-- Records supplied start --

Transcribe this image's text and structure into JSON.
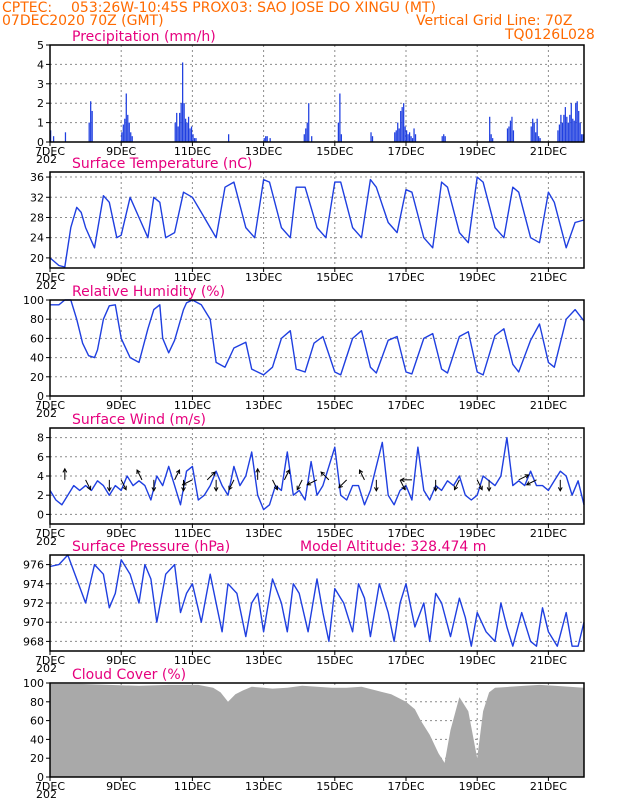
{
  "header": {
    "source": "CPTEC:",
    "location": "053:26W-10:45S   PROX03: SAO JOSE DO XINGU (MT)",
    "date": "07DEC2020 70Z (GMT)",
    "grid_note": "Vertical Grid Line: 70Z",
    "model": "TQ0126L028"
  },
  "colors": {
    "header": "#ff6a00",
    "title": "#e6007e",
    "line": "#1f3fe0",
    "cloud": "#a9a9a9",
    "grid": "#8c8c8c"
  },
  "x_axis": {
    "hours_total": 360,
    "ticks": [
      {
        "label": "7DEC",
        "h": 0
      },
      {
        "label": "9DEC",
        "h": 48
      },
      {
        "label": "11DEC",
        "h": 96
      },
      {
        "label": "13DEC",
        "h": 144
      },
      {
        "label": "15DEC",
        "h": 192
      },
      {
        "label": "17DEC",
        "h": 240
      },
      {
        "label": "19DEC",
        "h": 288
      },
      {
        "label": "21DEC",
        "h": 336
      }
    ],
    "year_fragment": "202"
  },
  "chart_data": [
    {
      "type": "bar",
      "title": "Precipitation (mm/h)",
      "ylim": [
        0,
        5
      ],
      "yticks": [
        0,
        1,
        2,
        3,
        4,
        5
      ],
      "x_hours": [
        0,
        2,
        10,
        26,
        27,
        28,
        48,
        49,
        50,
        51,
        52,
        53,
        54,
        55,
        84,
        85,
        86,
        87,
        88,
        89,
        90,
        91,
        92,
        93,
        94,
        95,
        96,
        97,
        98,
        120,
        144,
        145,
        146,
        148,
        171,
        172,
        173,
        174,
        176,
        194,
        195,
        196,
        216,
        217,
        232,
        233,
        234,
        235,
        236,
        237,
        238,
        239,
        240,
        241,
        242,
        243,
        244,
        245,
        246,
        264,
        265,
        266,
        296,
        297,
        298,
        308,
        309,
        310,
        311,
        312,
        324,
        325,
        326,
        327,
        328,
        329,
        330,
        342,
        343,
        344,
        345,
        346,
        347,
        348,
        349,
        350,
        351,
        352,
        353,
        354,
        355,
        356,
        357,
        358,
        359
      ],
      "values": [
        0.6,
        0.3,
        0.5,
        1.0,
        2.1,
        1.6,
        0.5,
        0.9,
        1.2,
        2.5,
        1.4,
        1.0,
        0.5,
        0.3,
        1.0,
        1.5,
        0.8,
        1.5,
        2.0,
        4.1,
        2.0,
        1.2,
        1.0,
        1.3,
        0.7,
        0.8,
        0.4,
        0.2,
        0.2,
        0.4,
        0.2,
        0.3,
        0.3,
        0.2,
        0.4,
        0.7,
        1.0,
        2.0,
        0.3,
        1.0,
        2.5,
        0.4,
        0.5,
        0.3,
        0.5,
        0.6,
        1.0,
        0.7,
        1.6,
        1.8,
        2.0,
        0.8,
        0.6,
        0.4,
        0.5,
        0.3,
        0.2,
        0.7,
        0.4,
        0.3,
        0.4,
        0.3,
        1.3,
        0.4,
        0.2,
        0.7,
        0.8,
        1.1,
        1.3,
        0.6,
        0.8,
        1.2,
        1.0,
        0.5,
        1.2,
        0.3,
        0.2,
        0.6,
        0.9,
        1.4,
        1.0,
        1.4,
        1.8,
        1.3,
        1.0,
        1.4,
        2.0,
        1.2,
        1.1,
        2.0,
        2.1,
        1.6,
        1.0,
        0.4,
        0.4
      ]
    },
    {
      "type": "line",
      "title": "Surface Temperature (nC)",
      "ylim": [
        18,
        37
      ],
      "yticks": [
        20,
        24,
        28,
        32,
        36
      ],
      "x_hours": [
        0,
        6,
        10,
        14,
        18,
        21,
        24,
        30,
        36,
        40,
        45,
        48,
        54,
        60,
        66,
        70,
        74,
        78,
        84,
        90,
        96,
        102,
        108,
        112,
        118,
        124,
        132,
        138,
        144,
        148,
        156,
        162,
        166,
        172,
        180,
        186,
        192,
        196,
        204,
        210,
        216,
        220,
        228,
        234,
        240,
        244,
        252,
        258,
        264,
        268,
        276,
        282,
        288,
        292,
        300,
        306,
        312,
        316,
        324,
        330,
        336,
        340,
        348,
        354,
        360
      ],
      "values": [
        20,
        18.5,
        18.2,
        26,
        30,
        29,
        26,
        22,
        32.3,
        31,
        24,
        24.5,
        32,
        28,
        24,
        32,
        31,
        24,
        25,
        33,
        32,
        29,
        26,
        24,
        34,
        35,
        26,
        24,
        35.5,
        35,
        26,
        24,
        34,
        34,
        26,
        24,
        35,
        35,
        26,
        24,
        35.5,
        34,
        27,
        25,
        33.5,
        33,
        24,
        22,
        35,
        34,
        25,
        23,
        36,
        35,
        26,
        24,
        34,
        33,
        24,
        23,
        33,
        31,
        22,
        27,
        27.5
      ]
    },
    {
      "type": "line",
      "title": "Relative Humidity (%)",
      "ylim": [
        0,
        100
      ],
      "yticks": [
        0,
        20,
        40,
        60,
        80,
        100
      ],
      "x_hours": [
        0,
        6,
        10,
        14,
        18,
        22,
        26,
        30,
        32,
        36,
        40,
        44,
        48,
        54,
        60,
        66,
        70,
        74,
        76,
        80,
        84,
        90,
        92,
        96,
        102,
        108,
        112,
        118,
        124,
        132,
        136,
        144,
        150,
        156,
        162,
        166,
        172,
        178,
        184,
        192,
        196,
        204,
        210,
        216,
        220,
        228,
        234,
        240,
        244,
        252,
        258,
        264,
        268,
        276,
        282,
        288,
        292,
        300,
        306,
        312,
        316,
        324,
        330,
        336,
        340,
        348,
        354,
        360
      ],
      "values": [
        95,
        95,
        100,
        100,
        80,
        55,
        42,
        40,
        48,
        80,
        94,
        95,
        60,
        40,
        35,
        70,
        90,
        95,
        60,
        45,
        58,
        90,
        97,
        100,
        95,
        80,
        35,
        30,
        50,
        56,
        28,
        22,
        30,
        60,
        68,
        28,
        25,
        55,
        62,
        25,
        22,
        60,
        68,
        30,
        24,
        58,
        62,
        25,
        23,
        60,
        65,
        28,
        24,
        62,
        67,
        25,
        22,
        63,
        70,
        33,
        25,
        58,
        75,
        35,
        30,
        80,
        90,
        78
      ]
    },
    {
      "type": "line",
      "title": "Surface Wind (m/s)",
      "ylim": [
        -1,
        9
      ],
      "yticks": [
        0,
        2,
        4,
        6,
        8
      ],
      "x_hours": [
        0,
        4,
        8,
        12,
        16,
        20,
        24,
        28,
        32,
        36,
        40,
        44,
        48,
        52,
        56,
        60,
        64,
        68,
        72,
        76,
        80,
        84,
        88,
        92,
        96,
        100,
        104,
        108,
        112,
        116,
        120,
        124,
        128,
        132,
        136,
        140,
        144,
        148,
        152,
        156,
        160,
        164,
        168,
        172,
        176,
        180,
        184,
        188,
        192,
        196,
        200,
        204,
        208,
        212,
        216,
        220,
        224,
        228,
        232,
        236,
        240,
        244,
        248,
        252,
        256,
        260,
        264,
        268,
        272,
        276,
        280,
        284,
        288,
        292,
        296,
        300,
        304,
        308,
        312,
        316,
        320,
        324,
        328,
        332,
        336,
        340,
        344,
        348,
        352,
        356,
        360
      ],
      "values": [
        2.5,
        1.5,
        1,
        2,
        3,
        2.5,
        3,
        2.5,
        3.5,
        3,
        2,
        3,
        2.5,
        4,
        3,
        3.5,
        3,
        1.5,
        4,
        3,
        5,
        3,
        1,
        4.5,
        5,
        1.5,
        2,
        3,
        4.5,
        3,
        2,
        5,
        3,
        4,
        6.5,
        2,
        0.5,
        1,
        3,
        2.5,
        6.5,
        2,
        2.5,
        1.5,
        5.5,
        2,
        3,
        5,
        7,
        2,
        1.5,
        3,
        3,
        1,
        2.5,
        5,
        7.5,
        2,
        1,
        2.5,
        3,
        1.5,
        7,
        2.5,
        1.5,
        3,
        2.5,
        3.5,
        3,
        4,
        2,
        1.5,
        2,
        4,
        3.5,
        3,
        4,
        8,
        3,
        3.5,
        3,
        4.5,
        3,
        3,
        2.5,
        3.5,
        4.5,
        4,
        2,
        3.5,
        1
      ],
      "arrows": [
        {
          "h": 10,
          "u": 0,
          "v": 1
        },
        {
          "h": 24,
          "u": 0.5,
          "v": -1
        },
        {
          "h": 40,
          "u": 0,
          "v": -1
        },
        {
          "h": 48,
          "u": 0.5,
          "v": -1
        },
        {
          "h": 62,
          "u": -0.5,
          "v": 1
        },
        {
          "h": 70,
          "u": 0,
          "v": -1
        },
        {
          "h": 84,
          "u": 0.5,
          "v": 1
        },
        {
          "h": 90,
          "u": 0,
          "v": -1
        },
        {
          "h": 96,
          "u": -1,
          "v": -0.5
        },
        {
          "h": 106,
          "u": 1,
          "v": 1
        },
        {
          "h": 112,
          "u": 0,
          "v": -1
        },
        {
          "h": 124,
          "u": -0.5,
          "v": -1
        },
        {
          "h": 140,
          "u": 0,
          "v": 1
        },
        {
          "h": 150,
          "u": 0.5,
          "v": -1
        },
        {
          "h": 158,
          "u": 0.5,
          "v": 1
        },
        {
          "h": 170,
          "u": -0.5,
          "v": -1
        },
        {
          "h": 180,
          "u": -1,
          "v": -0.5
        },
        {
          "h": 188,
          "u": -1,
          "v": 1
        },
        {
          "h": 200,
          "u": -1,
          "v": -1
        },
        {
          "h": 212,
          "u": -0.5,
          "v": 1
        },
        {
          "h": 220,
          "u": 0,
          "v": -1
        },
        {
          "h": 236,
          "u": 0.5,
          "v": -1
        },
        {
          "h": 244,
          "u": -1,
          "v": 0
        },
        {
          "h": 260,
          "u": 0,
          "v": -1
        },
        {
          "h": 276,
          "u": -0.5,
          "v": -1
        },
        {
          "h": 288,
          "u": 0.5,
          "v": -1
        },
        {
          "h": 296,
          "u": 0,
          "v": -1
        },
        {
          "h": 316,
          "u": 1,
          "v": 0.5
        },
        {
          "h": 328,
          "u": -1,
          "v": -0.5
        },
        {
          "h": 344,
          "u": 0,
          "v": -1
        }
      ]
    },
    {
      "type": "line",
      "title": "Surface Pressure (hPa)",
      "subtitle": "Model Altitude: 328.474 m",
      "ylim": [
        967,
        977
      ],
      "yticks": [
        968,
        970,
        972,
        974,
        976
      ],
      "x_hours": [
        0,
        6,
        12,
        18,
        24,
        30,
        36,
        40,
        44,
        48,
        54,
        60,
        64,
        68,
        72,
        78,
        84,
        88,
        92,
        96,
        102,
        108,
        112,
        116,
        120,
        126,
        132,
        136,
        140,
        144,
        150,
        156,
        160,
        164,
        168,
        174,
        180,
        184,
        188,
        192,
        198,
        204,
        208,
        212,
        216,
        222,
        228,
        232,
        236,
        240,
        246,
        252,
        256,
        260,
        264,
        270,
        276,
        280,
        284,
        288,
        294,
        300,
        304,
        308,
        312,
        318,
        324,
        328,
        332,
        336,
        342,
        348,
        352,
        356,
        360
      ],
      "values": [
        975.8,
        976,
        977,
        974.5,
        972,
        976,
        975,
        971.5,
        973,
        976.5,
        975,
        972,
        976,
        974.5,
        970,
        975,
        976,
        971,
        973,
        974,
        970,
        975,
        972,
        969,
        974,
        973,
        968.5,
        972,
        973,
        969,
        974.5,
        972,
        969,
        974,
        973,
        969,
        974.5,
        971,
        968,
        973.5,
        972,
        969,
        974,
        972.5,
        968.5,
        974,
        971,
        968,
        972,
        974,
        969.5,
        972,
        968,
        973,
        972,
        968.5,
        972.5,
        970.5,
        967.5,
        971,
        969,
        968,
        972,
        969.5,
        967.5,
        971,
        968,
        967.5,
        971.5,
        969,
        967.5,
        971,
        967.5,
        967.5,
        970
      ]
    },
    {
      "type": "area",
      "title": "Cloud Cover (%)",
      "ylim": [
        0,
        100
      ],
      "yticks": [
        0,
        20,
        40,
        60,
        80,
        100
      ],
      "x_hours": [
        0,
        20,
        40,
        60,
        80,
        100,
        110,
        115,
        120,
        125,
        130,
        136,
        144,
        150,
        160,
        170,
        180,
        190,
        200,
        210,
        220,
        230,
        240,
        246,
        250,
        256,
        262,
        266,
        270,
        276,
        282,
        288,
        292,
        296,
        300,
        310,
        320,
        330,
        340,
        350,
        360
      ],
      "values": [
        99,
        99,
        98,
        97,
        98,
        98,
        95,
        90,
        80,
        88,
        92,
        96,
        95,
        94,
        95,
        97,
        96,
        95,
        95,
        96,
        92,
        88,
        80,
        72,
        60,
        45,
        25,
        15,
        50,
        85,
        70,
        20,
        70,
        90,
        95,
        96,
        97,
        98,
        97,
        96,
        95
      ]
    }
  ]
}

-- Records supplied end --

Report all lines of the material that contain the word "label".

        "label": "7DEC",
        "label": "9DEC",
        "label": "11DEC",
        "label": "13DEC",
        "label": "15DEC",
        "label": "17DEC",
        "label": "19DEC",
        "label": "21DEC",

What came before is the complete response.